→ **The data**:
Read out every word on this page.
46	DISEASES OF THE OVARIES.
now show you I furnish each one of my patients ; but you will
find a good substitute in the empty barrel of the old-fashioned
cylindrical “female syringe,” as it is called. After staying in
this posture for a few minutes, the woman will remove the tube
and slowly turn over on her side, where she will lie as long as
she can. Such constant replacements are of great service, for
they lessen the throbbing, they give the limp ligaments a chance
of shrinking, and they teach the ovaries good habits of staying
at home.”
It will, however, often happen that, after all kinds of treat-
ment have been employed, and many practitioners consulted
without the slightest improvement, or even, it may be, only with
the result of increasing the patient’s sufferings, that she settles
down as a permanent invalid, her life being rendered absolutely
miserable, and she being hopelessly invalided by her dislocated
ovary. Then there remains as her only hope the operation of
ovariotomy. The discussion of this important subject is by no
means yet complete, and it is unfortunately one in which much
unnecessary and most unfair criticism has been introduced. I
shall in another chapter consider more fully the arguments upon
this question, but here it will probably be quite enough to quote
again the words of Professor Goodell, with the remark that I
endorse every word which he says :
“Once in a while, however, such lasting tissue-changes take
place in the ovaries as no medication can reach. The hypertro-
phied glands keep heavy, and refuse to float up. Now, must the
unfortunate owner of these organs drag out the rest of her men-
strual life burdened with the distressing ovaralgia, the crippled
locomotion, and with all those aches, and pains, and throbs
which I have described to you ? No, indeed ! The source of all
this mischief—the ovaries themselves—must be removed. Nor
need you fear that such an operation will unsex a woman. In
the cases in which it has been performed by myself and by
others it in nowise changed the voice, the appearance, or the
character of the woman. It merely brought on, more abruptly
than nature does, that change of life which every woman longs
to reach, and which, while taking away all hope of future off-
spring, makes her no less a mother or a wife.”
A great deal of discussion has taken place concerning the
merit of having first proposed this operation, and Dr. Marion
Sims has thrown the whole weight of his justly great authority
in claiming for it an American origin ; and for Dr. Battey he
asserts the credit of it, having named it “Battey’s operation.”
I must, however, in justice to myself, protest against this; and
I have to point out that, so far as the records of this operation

→ **How to complete this task**: Would you mind giving all the records again exactly?

→ **Solution below**:
Read out every word on this page.
46	DISEASES OF THE OVARIES.
now show you I furnish each one of my patients ; but you will
find a good substitute in the empty barrel of the old-fashioned
cylindrical “female syringe,” as it is called. After staying in
this posture for a few minutes, the woman will remove the tube
and slowly turn over on her side, where she will lie as long as
she can. Such constant replacements are of great service, for
they lessen the throbbing, they give the limp ligaments a chance
of shrinking, and they teach the ovaries good habits of staying
at home.”
It will, however, often happen that, after all kinds of treat-
ment have been employed, and many practitioners consulted
without the slightest improvement, or even, it may be, only with
the result of increasing the patient’s sufferings, that she settles
down as a permanent invalid, her life being rendered absolutely
miserable, and she being hopelessly invalided by her dislocated
ovary. Then there remains as her only hope the operation of
ovariotomy. The discussion of this important subject is by no
means yet complete, and it is unfortunately one in which much
unnecessary and most unfair criticism has been introduced. I
shall in another chapter consider more fully the arguments upon
this question, but here it will probably be quite enough to quote
again the words of Professor Goodell, with the remark that I
endorse every word which he says :
“Once in a while, however, such lasting tissue-changes take
place in the ovaries as no medication can reach. The hypertro-
phied glands keep heavy, and refuse to float up. Now, must the
unfortunate owner of these organs drag out the rest of her men-
strual life burdened with the distressing ovaralgia, the crippled
locomotion, and with all those aches, and pains, and throbs
which I have described to you ? No, indeed ! The source of all
this mischief—the ovaries themselves—must be removed. Nor
need you fear that such an operation will unsex a woman. In
the cases in which it has been performed by myself and by
others it in nowise changed the voice, the appearance, or the
character of the woman. It merely brought on, more abruptly
than nature does, that change of life which every woman longs
to reach, and which, while taking away all hope of future off-
spring, makes her no less a mother or a wife.”
A great deal of discussion has taken place concerning the
merit of having first proposed this operation, and Dr. Marion
Sims has thrown the whole weight of his justly great authority
in claiming for it an American origin ; and for Dr. Battey he
asserts the credit of it, having named it “Battey’s operation.”
I must, however, in justice to myself, protest against this; and
I have to point out that, so far as the records of this operation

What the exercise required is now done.